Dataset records
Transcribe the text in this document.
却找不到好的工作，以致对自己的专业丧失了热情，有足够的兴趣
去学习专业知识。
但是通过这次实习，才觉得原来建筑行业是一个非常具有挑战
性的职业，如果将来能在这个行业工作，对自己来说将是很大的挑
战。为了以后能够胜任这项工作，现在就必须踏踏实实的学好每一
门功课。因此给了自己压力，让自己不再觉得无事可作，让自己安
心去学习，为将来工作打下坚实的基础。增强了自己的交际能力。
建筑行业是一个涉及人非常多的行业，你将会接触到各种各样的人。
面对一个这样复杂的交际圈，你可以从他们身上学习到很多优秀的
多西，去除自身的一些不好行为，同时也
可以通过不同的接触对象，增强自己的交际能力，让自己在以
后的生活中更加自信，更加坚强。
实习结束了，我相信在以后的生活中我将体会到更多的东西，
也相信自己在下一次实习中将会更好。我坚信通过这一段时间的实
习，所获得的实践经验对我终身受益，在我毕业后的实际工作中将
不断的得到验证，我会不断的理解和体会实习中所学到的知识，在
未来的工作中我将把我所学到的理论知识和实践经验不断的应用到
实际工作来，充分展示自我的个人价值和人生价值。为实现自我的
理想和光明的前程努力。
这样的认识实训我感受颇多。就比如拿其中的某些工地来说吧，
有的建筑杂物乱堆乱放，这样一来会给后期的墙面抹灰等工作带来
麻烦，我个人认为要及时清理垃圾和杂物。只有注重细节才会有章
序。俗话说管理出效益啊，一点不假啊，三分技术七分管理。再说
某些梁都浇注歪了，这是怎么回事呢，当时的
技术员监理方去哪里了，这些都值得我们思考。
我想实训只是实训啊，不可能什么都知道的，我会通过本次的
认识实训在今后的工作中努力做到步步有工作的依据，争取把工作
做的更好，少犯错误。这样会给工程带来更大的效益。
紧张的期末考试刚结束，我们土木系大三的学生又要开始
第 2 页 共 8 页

...

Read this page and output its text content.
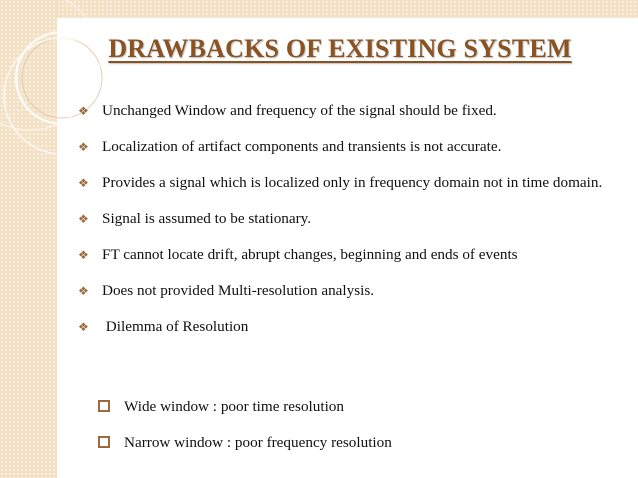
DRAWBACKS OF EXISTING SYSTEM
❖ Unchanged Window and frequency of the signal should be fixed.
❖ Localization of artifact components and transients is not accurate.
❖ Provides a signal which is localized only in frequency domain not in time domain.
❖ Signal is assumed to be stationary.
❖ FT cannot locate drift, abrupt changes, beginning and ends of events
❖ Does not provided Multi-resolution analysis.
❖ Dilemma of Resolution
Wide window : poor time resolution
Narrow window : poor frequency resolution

---

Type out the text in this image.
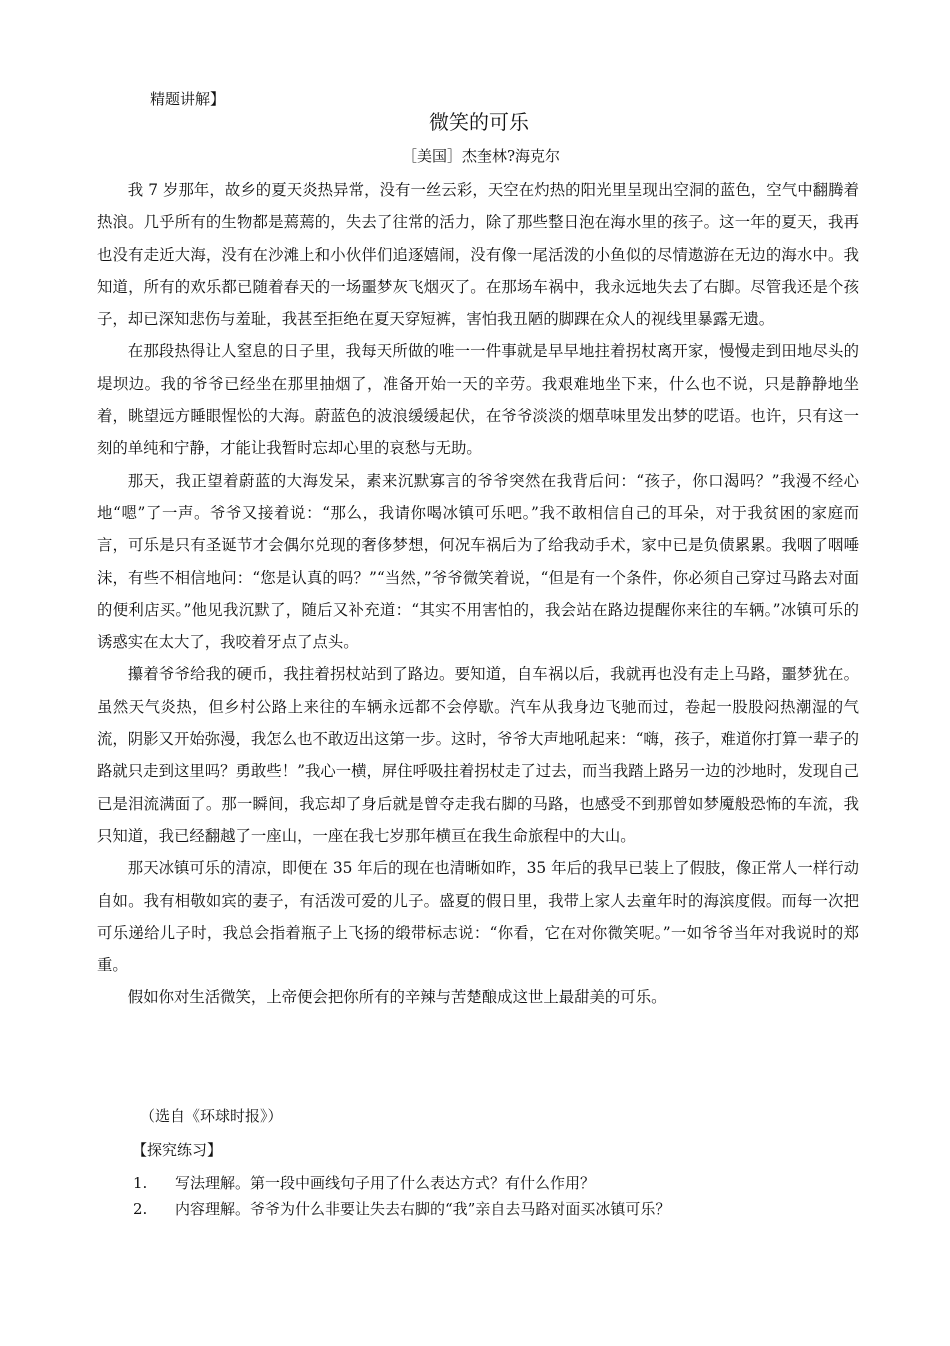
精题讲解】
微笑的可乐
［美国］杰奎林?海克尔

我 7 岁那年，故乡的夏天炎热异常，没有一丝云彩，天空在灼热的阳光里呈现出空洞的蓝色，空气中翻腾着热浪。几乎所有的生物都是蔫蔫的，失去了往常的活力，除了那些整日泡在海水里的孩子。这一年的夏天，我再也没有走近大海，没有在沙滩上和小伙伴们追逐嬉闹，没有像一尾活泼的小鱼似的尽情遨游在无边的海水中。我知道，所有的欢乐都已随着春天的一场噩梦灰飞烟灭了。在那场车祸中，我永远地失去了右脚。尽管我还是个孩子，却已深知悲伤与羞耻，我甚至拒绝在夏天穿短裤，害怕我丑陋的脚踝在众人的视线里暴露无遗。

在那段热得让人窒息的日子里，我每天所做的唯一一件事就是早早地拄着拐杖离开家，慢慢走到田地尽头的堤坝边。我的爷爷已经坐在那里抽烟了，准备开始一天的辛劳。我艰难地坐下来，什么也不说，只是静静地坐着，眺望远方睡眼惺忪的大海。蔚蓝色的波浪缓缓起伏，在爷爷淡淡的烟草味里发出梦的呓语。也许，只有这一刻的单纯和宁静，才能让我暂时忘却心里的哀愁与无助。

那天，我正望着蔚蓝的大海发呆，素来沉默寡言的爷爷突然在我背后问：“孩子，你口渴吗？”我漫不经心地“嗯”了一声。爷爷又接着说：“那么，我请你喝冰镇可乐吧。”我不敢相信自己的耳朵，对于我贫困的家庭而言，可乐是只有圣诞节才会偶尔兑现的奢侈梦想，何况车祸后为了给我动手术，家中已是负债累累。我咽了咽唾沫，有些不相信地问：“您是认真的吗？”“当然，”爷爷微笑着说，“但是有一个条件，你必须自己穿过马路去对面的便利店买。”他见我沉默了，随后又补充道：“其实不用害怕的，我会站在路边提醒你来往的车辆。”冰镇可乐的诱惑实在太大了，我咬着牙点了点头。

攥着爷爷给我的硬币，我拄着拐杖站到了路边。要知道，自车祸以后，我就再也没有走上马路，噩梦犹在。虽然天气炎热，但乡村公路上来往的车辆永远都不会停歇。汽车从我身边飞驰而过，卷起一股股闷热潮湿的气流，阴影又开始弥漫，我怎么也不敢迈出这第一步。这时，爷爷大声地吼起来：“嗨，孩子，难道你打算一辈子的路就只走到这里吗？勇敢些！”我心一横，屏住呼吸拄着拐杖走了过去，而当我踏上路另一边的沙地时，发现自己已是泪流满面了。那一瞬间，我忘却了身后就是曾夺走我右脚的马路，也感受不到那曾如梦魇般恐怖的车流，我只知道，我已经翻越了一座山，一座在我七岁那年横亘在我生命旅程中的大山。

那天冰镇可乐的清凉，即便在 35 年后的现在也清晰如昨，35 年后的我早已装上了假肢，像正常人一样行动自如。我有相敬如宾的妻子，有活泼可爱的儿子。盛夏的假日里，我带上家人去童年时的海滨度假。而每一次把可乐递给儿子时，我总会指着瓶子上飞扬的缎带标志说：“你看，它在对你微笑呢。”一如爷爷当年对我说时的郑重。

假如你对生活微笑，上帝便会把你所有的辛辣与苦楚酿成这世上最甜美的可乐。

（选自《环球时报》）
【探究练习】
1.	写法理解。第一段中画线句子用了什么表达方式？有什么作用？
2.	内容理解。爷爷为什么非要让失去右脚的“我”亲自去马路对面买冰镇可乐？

__WORK INSTRUCTIONS__.
Report only how many lines of the listing hold the word "frequency".

__EXPECTED ANSWER__.
3